> **Your task**
Without including the pictures, copy out every line below.

Source records:
* * *

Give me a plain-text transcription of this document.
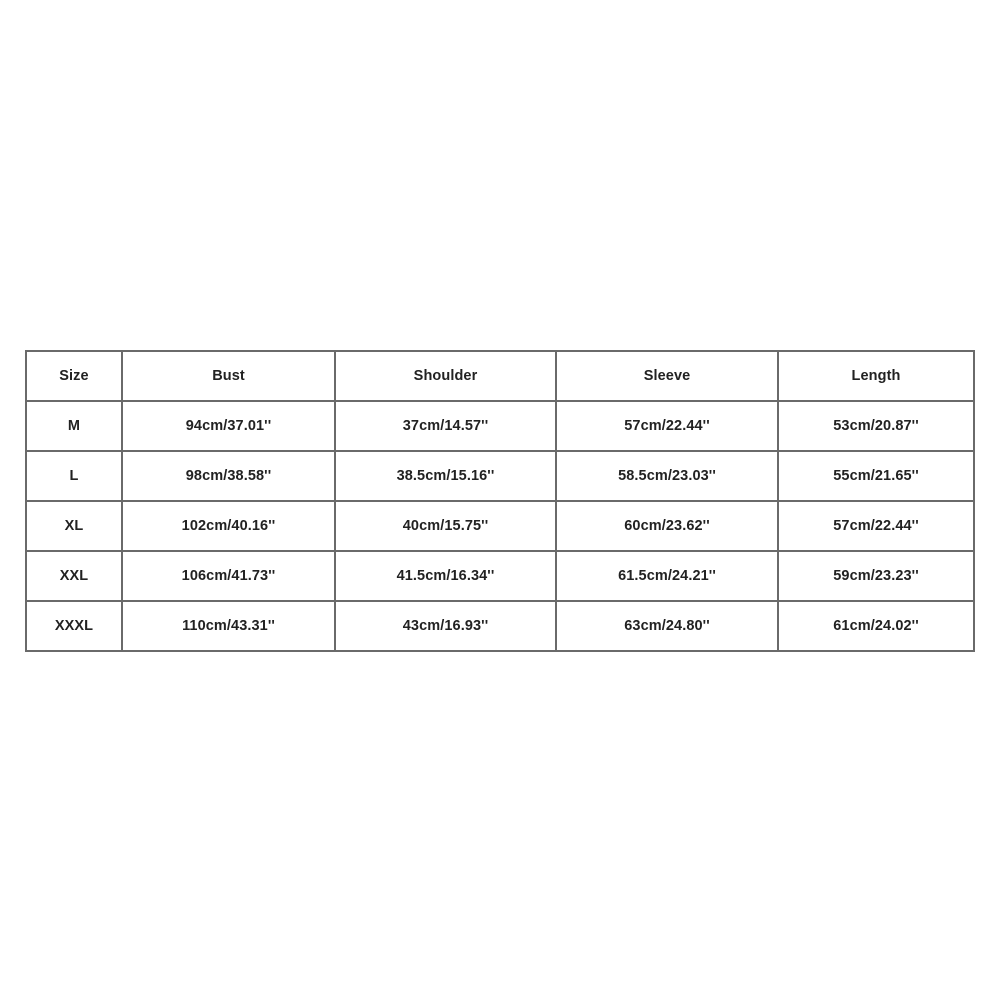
Size	Bust	Shoulder	Sleeve	Length
M	94cm/37.01''	37cm/14.57''	57cm/22.44''	53cm/20.87''
L	98cm/38.58''	38.5cm/15.16''	58.5cm/23.03''	55cm/21.65''
XL	102cm/40.16''	40cm/15.75''	60cm/23.62''	57cm/22.44''
XXL	106cm/41.73''	41.5cm/16.34''	61.5cm/24.21''	59cm/23.23''
XXXL	110cm/43.31''	43cm/16.93''	63cm/24.80''	61cm/24.02''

* * *

> **Expected output**
Give me a plain-text transcription of this document.
Size	Bust	Shoulder	Sleeve	Length
M	94cm/37.01''	37cm/14.57''	57cm/22.44''	53cm/20.87''
L	98cm/38.58''	38.5cm/15.16''	58.5cm/23.03''	55cm/21.65''
XL	102cm/40.16''	40cm/15.75''	60cm/23.62''	57cm/22.44''
XXL	106cm/41.73''	41.5cm/16.34''	61.5cm/24.21''	59cm/23.23''
XXXL	110cm/43.31''	43cm/16.93''	63cm/24.80''	61cm/24.02''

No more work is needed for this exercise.